• [Do this]: Output every record below exactly as it appears.

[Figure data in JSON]
****************************************

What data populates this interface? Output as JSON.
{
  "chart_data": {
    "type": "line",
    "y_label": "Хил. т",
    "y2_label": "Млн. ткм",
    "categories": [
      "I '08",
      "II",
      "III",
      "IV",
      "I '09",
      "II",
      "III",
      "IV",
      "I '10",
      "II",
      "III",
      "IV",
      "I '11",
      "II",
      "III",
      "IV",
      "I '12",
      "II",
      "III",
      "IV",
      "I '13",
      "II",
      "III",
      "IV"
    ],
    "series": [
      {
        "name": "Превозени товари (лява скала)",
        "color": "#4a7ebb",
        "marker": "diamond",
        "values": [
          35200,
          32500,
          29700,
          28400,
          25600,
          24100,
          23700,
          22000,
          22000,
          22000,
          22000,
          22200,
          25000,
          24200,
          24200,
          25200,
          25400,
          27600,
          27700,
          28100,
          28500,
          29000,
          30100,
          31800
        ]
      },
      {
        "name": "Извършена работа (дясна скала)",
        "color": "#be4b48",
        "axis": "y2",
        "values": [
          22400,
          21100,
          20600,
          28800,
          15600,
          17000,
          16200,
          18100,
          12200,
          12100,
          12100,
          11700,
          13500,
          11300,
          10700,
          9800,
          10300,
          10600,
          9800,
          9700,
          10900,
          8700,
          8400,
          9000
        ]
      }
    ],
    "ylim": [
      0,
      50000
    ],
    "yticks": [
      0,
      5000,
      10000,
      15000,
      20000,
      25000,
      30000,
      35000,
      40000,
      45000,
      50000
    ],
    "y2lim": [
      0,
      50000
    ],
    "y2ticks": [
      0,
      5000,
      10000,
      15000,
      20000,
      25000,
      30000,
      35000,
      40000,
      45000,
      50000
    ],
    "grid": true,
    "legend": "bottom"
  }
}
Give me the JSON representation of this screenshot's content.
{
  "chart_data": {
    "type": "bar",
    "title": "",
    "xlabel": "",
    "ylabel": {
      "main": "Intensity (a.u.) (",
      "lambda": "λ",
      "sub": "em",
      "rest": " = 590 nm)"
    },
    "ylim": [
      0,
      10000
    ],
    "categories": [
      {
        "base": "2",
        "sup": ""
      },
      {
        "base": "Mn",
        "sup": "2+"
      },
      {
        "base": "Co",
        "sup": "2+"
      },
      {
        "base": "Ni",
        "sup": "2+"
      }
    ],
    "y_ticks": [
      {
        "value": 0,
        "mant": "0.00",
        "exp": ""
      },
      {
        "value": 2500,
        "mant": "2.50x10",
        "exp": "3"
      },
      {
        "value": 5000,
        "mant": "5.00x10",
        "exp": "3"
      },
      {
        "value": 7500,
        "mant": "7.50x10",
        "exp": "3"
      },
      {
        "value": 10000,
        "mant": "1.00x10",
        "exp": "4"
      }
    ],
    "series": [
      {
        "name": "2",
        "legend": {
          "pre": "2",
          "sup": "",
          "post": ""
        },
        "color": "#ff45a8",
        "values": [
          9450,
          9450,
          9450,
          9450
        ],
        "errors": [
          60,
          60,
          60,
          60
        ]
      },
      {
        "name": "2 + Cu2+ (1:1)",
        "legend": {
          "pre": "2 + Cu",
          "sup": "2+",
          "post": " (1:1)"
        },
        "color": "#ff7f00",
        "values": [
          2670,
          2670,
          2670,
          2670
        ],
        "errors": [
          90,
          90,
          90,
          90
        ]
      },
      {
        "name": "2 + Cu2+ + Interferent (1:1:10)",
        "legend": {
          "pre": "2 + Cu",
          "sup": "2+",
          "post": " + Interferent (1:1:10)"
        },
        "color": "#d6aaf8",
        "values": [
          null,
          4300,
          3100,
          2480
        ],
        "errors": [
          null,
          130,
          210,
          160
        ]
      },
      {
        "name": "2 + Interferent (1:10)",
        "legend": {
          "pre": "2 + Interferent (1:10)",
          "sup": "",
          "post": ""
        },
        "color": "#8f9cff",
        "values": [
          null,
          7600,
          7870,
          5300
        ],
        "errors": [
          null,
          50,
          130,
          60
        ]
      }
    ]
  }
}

****************************************

• [Result of the exercise]:
What data populates this interface? Output as JSON.
{
  "chart_data": {
    "type": "line",
    "y_label": "Хил. т",
    "y2_label": "Млн. ткм",
    "categories": [
      "I '08",
      "II",
      "III",
      "IV",
      "I '09",
      "II",
      "III",
      "IV",
      "I '10",
      "II",
      "III",
      "IV",
      "I '11",
      "II",
      "III",
      "IV",
      "I '12",
      "II",
      "III",
      "IV",
      "I '13",
      "II",
      "III",
      "IV"
    ],
    "series": [
      {
        "name": "Превозени товари (лява скала)",
        "color": "#4a7ebb",
        "marker": "diamond",
        "values": [
          35200,
          32500,
          29700,
          28400,
          25600,
          24100,
          23700,
          22000,
          22000,
          22000,
          22000,
          22200,
          25000,
          24200,
          24200,
          25200,
          25400,
          27600,
          27700,
          28100,
          28500,
          29000,
          30100,
          31800
        ]
      },
      {
        "name": "Извършена работа (дясна скала)",
        "color": "#be4b48",
        "axis": "y2",
        "values": [
          22400,
          21100,
          20600,
          28800,
          15600,
          17000,
          16200,
          18100,
          12200,
          12100,
          12100,
          11700,
          13500,
          11300,
          10700,
          9800,
          10300,
          10600,
          9800,
          9700,
          10900,
          8700,
          8400,
          9000
        ]
      }
    ],
    "ylim": [
      0,
      50000
    ],
    "yticks": [
      0,
      5000,
      10000,
      15000,
      20000,
      25000,
      30000,
      35000,
      40000,
      45000,
      50000
    ],
    "y2lim": [
      0,
      50000
    ],
    "y2ticks": [
      0,
      5000,
      10000,
      15000,
      20000,
      25000,
      30000,
      35000,
      40000,
      45000,
      50000
    ],
    "grid": true,
    "legend": "bottom"
  }
}
Give me the JSON representation of this screenshot's content.
{
  "chart_data": {
    "type": "bar",
    "title": "",
    "xlabel": "",
    "ylabel": {
      "main": "Intensity (a.u.) (",
      "lambda": "λ",
      "sub": "em",
      "rest": " = 590 nm)"
    },
    "ylim": [
      0,
      10000
    ],
    "categories": [
      {
        "base": "2",
        "sup": ""
      },
      {
        "base": "Mn",
        "sup": "2+"
      },
      {
        "base": "Co",
        "sup": "2+"
      },
      {
        "base": "Ni",
        "sup": "2+"
      }
    ],
    "y_ticks": [
      {
        "value": 0,
        "mant": "0.00",
        "exp": ""
      },
      {
        "value": 2500,
        "mant": "2.50x10",
        "exp": "3"
      },
      {
        "value": 5000,
        "mant": "5.00x10",
        "exp": "3"
      },
      {
        "value": 7500,
        "mant": "7.50x10",
        "exp": "3"
      },
      {
        "value": 10000,
        "mant": "1.00x10",
        "exp": "4"
      }
    ],
    "series": [
      {
        "name": "2",
        "legend": {
          "pre": "2",
          "sup": "",
          "post": ""
        },
        "color": "#ff45a8",
        "values": [
          9450,
          9450,
          9450,
          9450
        ],
        "errors": [
          60,
          60,
          60,
          60
        ]
      },
      {
        "name": "2 + Cu2+ (1:1)",
        "legend": {
          "pre": "2 + Cu",
          "sup": "2+",
          "post": " (1:1)"
        },
        "color": "#ff7f00",
        "values": [
          2670,
          2670,
          2670,
          2670
        ],
        "errors": [
          90,
          90,
          90,
          90
        ]
      },
      {
        "name": "2 + Cu2+ + Interferent (1:1:10)",
        "legend": {
          "pre": "2 + Cu",
          "sup": "2+",
          "post": " + Interferent (1:1:10)"
        },
        "color": "#d6aaf8",
        "values": [
          null,
          4300,
          3100,
          2480
        ],
        "errors": [
          null,
          130,
          210,
          160
        ]
      },
      {
        "name": "2 + Interferent (1:10)",
        "legend": {
          "pre": "2 + Interferent (1:10)",
          "sup": "",
          "post": ""
        },
        "color": "#8f9cff",
        "values": [
          null,
          7600,
          7870,
          5300
        ],
        "errors": [
          null,
          50,
          130,
          60
        ]
      }
    ]
  }
}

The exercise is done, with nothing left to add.